▶ [EXERCISE]: Locate each line holding the string "Download" and copy it.

[Dataset entries]
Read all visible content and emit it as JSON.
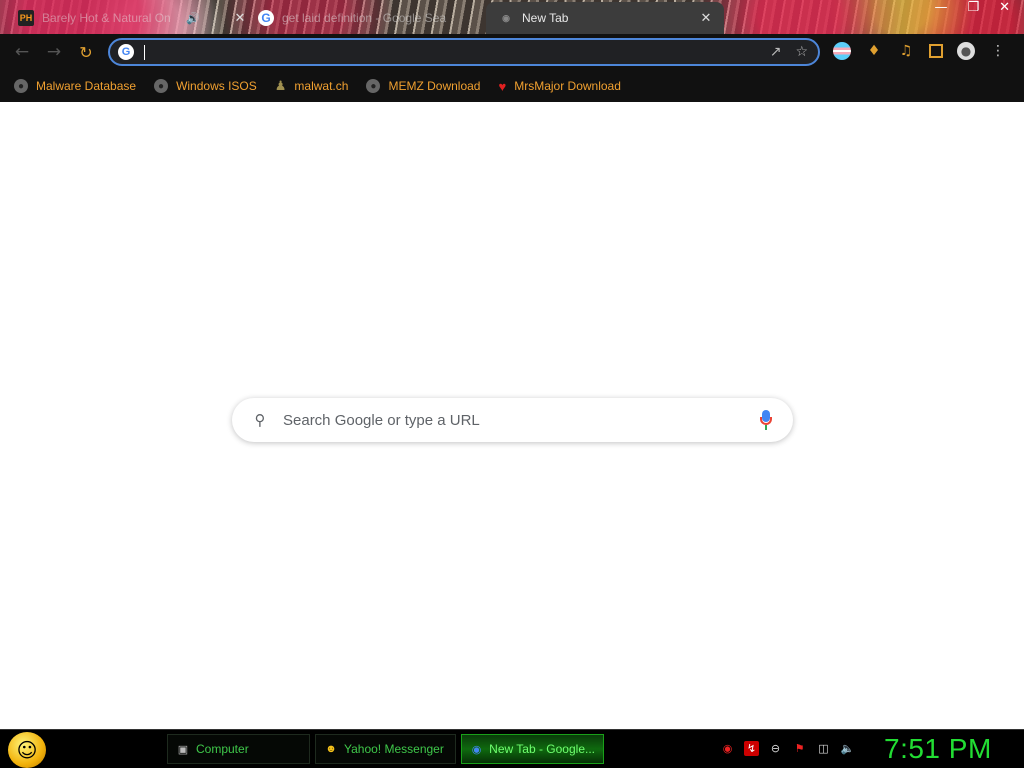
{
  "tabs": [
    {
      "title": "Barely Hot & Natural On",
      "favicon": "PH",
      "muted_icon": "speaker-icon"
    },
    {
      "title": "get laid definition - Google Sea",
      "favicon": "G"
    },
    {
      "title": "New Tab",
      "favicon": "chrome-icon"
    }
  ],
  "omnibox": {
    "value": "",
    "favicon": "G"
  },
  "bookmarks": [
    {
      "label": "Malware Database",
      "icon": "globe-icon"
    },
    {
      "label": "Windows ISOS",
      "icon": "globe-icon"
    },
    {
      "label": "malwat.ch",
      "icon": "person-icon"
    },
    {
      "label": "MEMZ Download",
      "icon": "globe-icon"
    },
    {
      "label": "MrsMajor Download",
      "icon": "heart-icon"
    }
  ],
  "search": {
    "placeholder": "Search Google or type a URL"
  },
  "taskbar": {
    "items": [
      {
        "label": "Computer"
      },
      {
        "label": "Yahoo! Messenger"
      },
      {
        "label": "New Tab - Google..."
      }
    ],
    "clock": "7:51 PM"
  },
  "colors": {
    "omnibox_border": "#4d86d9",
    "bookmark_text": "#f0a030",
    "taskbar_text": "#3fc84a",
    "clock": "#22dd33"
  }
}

▶ [RESPONSE TO THIS TASK]:
      "label": "MEMZ Download",
      "label": "MrsMajor Download",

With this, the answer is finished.